### Exercise
Transcribe the listing exactly, leaving out every picture.

═══ Input for this task

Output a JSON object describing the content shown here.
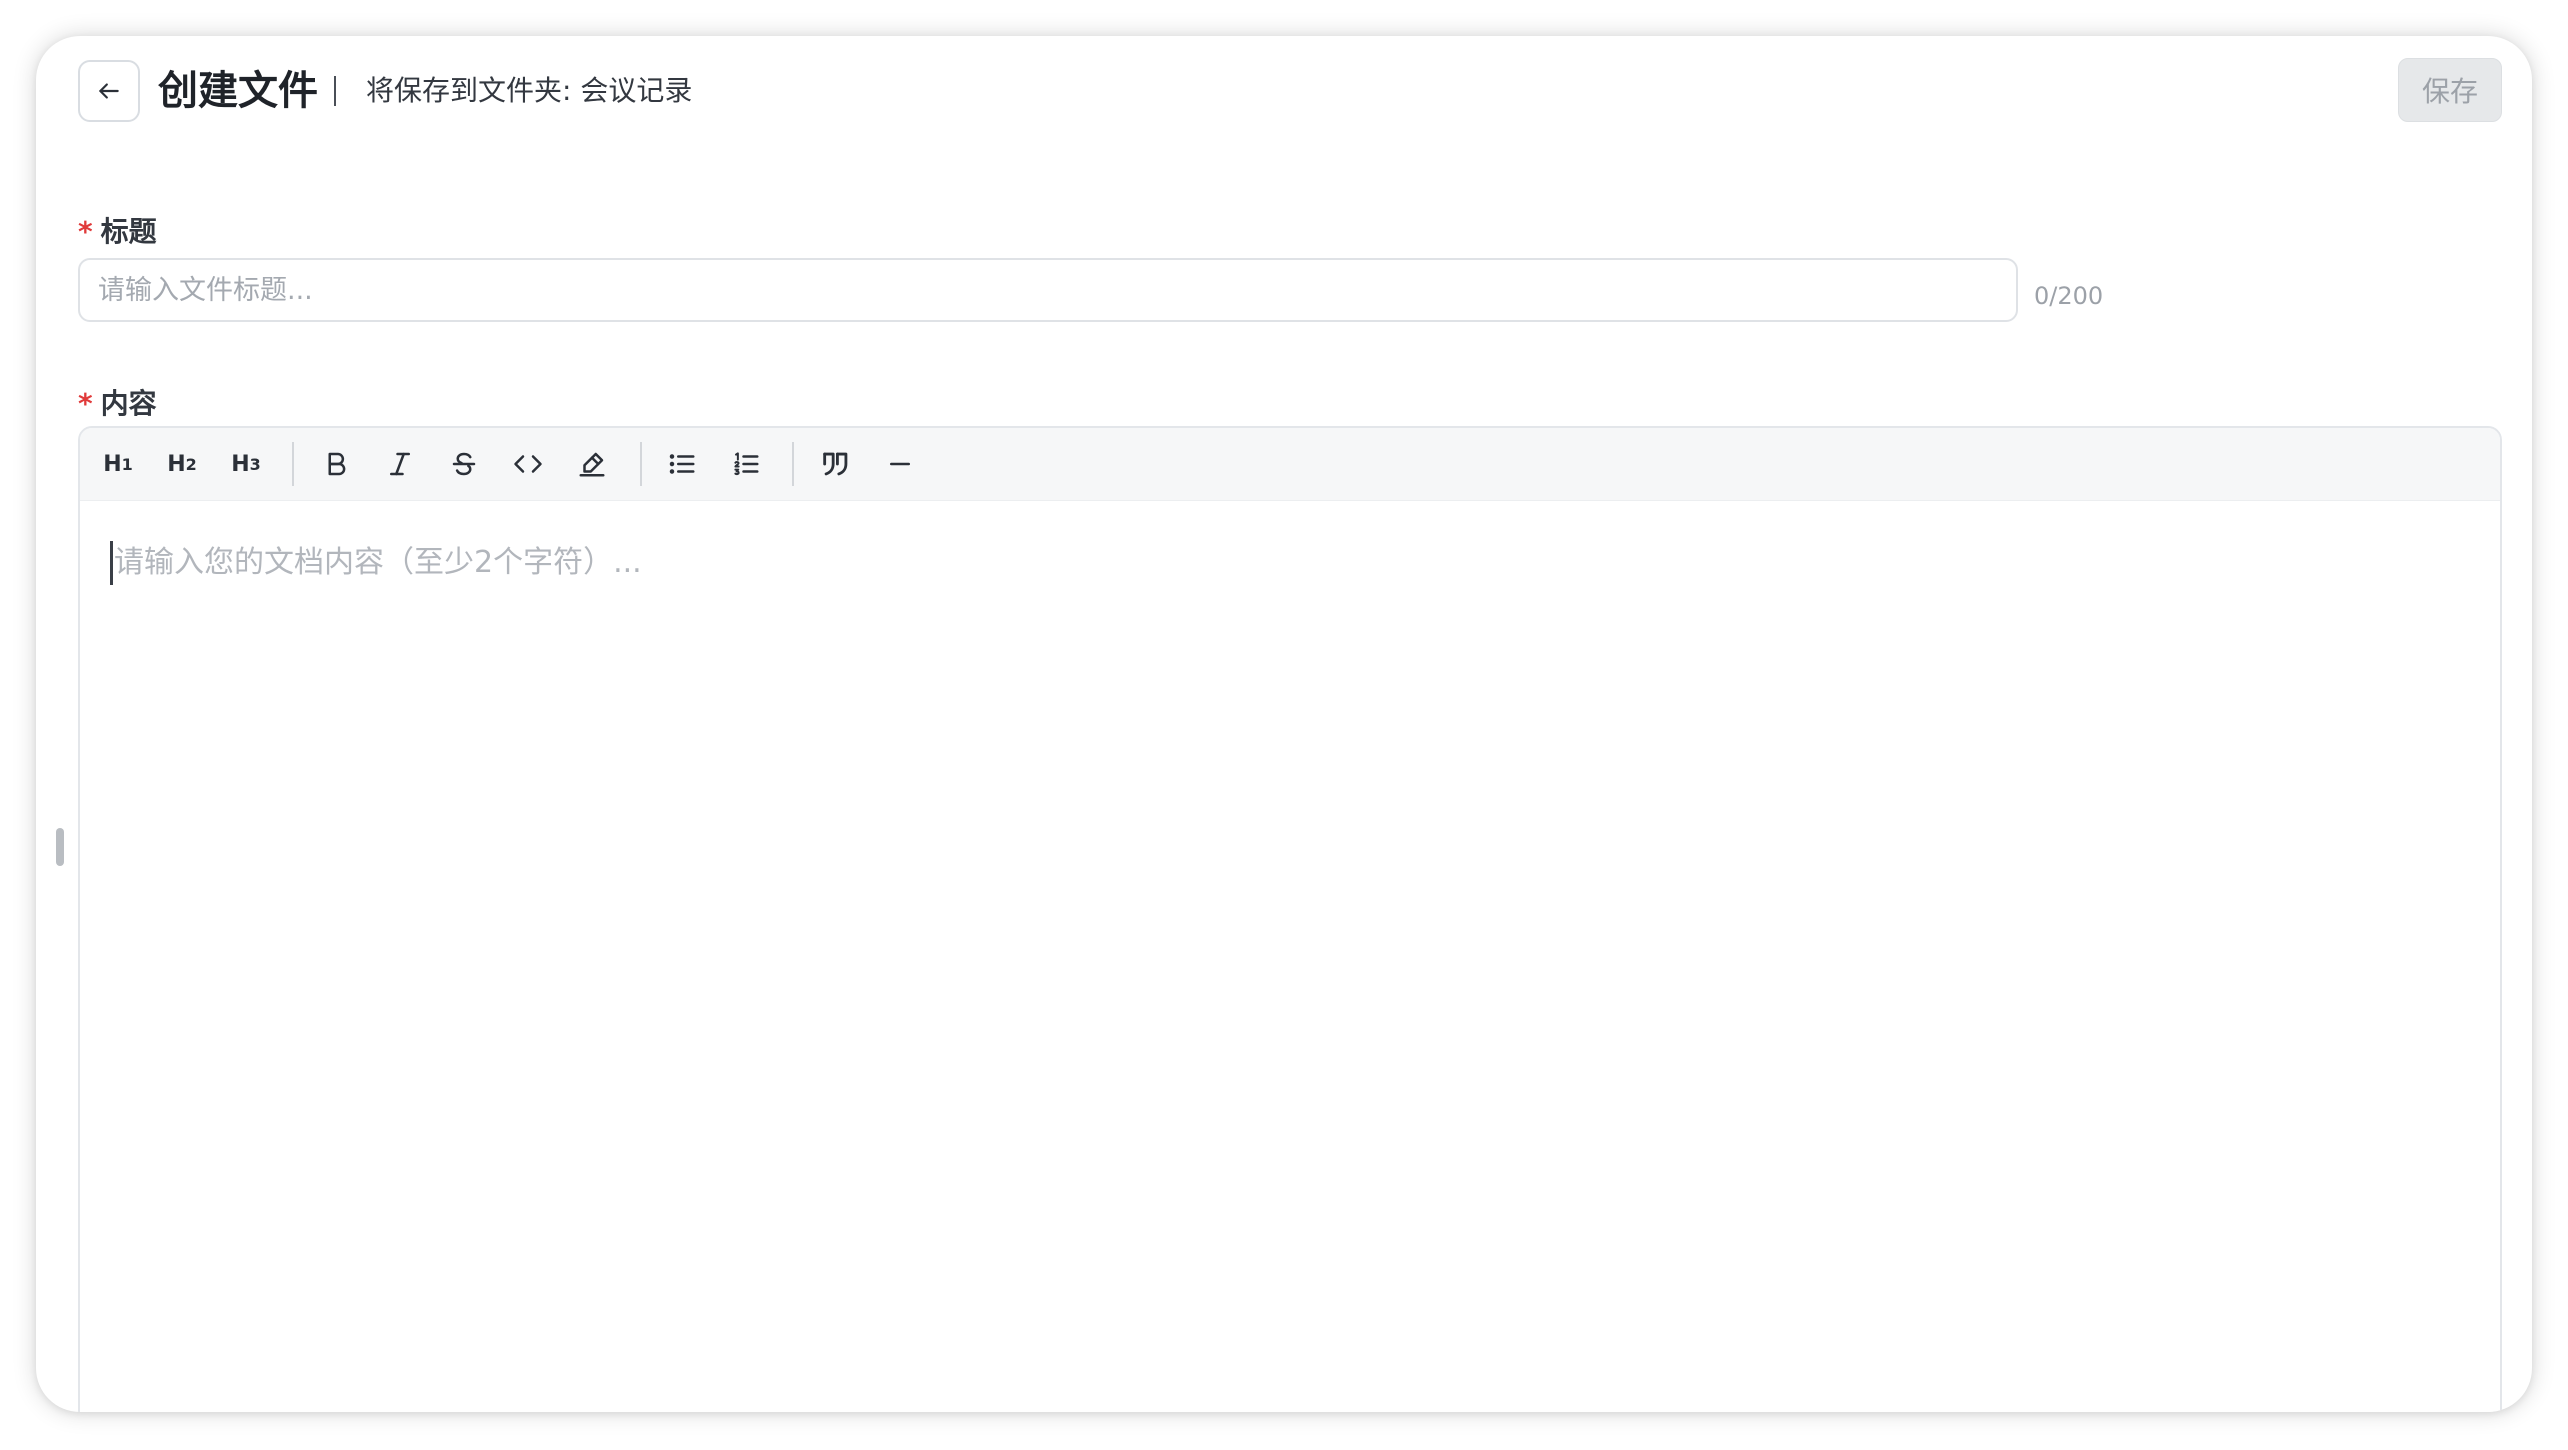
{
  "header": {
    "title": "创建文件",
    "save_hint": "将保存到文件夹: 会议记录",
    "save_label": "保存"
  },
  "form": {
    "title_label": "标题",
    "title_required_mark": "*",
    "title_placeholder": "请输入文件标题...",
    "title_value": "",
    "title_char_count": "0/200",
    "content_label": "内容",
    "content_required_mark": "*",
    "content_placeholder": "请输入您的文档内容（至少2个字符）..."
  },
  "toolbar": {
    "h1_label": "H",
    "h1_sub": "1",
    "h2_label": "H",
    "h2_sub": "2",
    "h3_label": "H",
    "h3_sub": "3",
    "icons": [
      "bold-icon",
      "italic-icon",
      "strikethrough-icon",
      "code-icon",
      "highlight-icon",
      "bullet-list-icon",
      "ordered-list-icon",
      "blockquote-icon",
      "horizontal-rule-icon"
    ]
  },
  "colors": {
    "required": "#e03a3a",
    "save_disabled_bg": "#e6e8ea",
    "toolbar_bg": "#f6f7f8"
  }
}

══════

### Response for this exercise
Output a JSON object describing the content shown here.
{
  "header": {
    "title": "创建文件",
    "save_hint": "将保存到文件夹: 会议记录",
    "save_label": "保存"
  },
  "form": {
    "title_label": "标题",
    "title_required_mark": "*",
    "title_placeholder": "请输入文件标题...",
    "title_value": "",
    "title_char_count": "0/200",
    "content_label": "内容",
    "content_required_mark": "*",
    "content_placeholder": "请输入您的文档内容（至少2个字符）..."
  },
  "toolbar": {
    "h1_label": "H",
    "h1_sub": "1",
    "h2_label": "H",
    "h2_sub": "2",
    "h3_label": "H",
    "h3_sub": "3",
    "icons": [
      "bold-icon",
      "italic-icon",
      "strikethrough-icon",
      "code-icon",
      "highlight-icon",
      "bullet-list-icon",
      "ordered-list-icon",
      "blockquote-icon",
      "horizontal-rule-icon"
    ]
  },
  "colors": {
    "required": "#e03a3a",
    "save_disabled_bg": "#e6e8ea",
    "toolbar_bg": "#f6f7f8"
  }
}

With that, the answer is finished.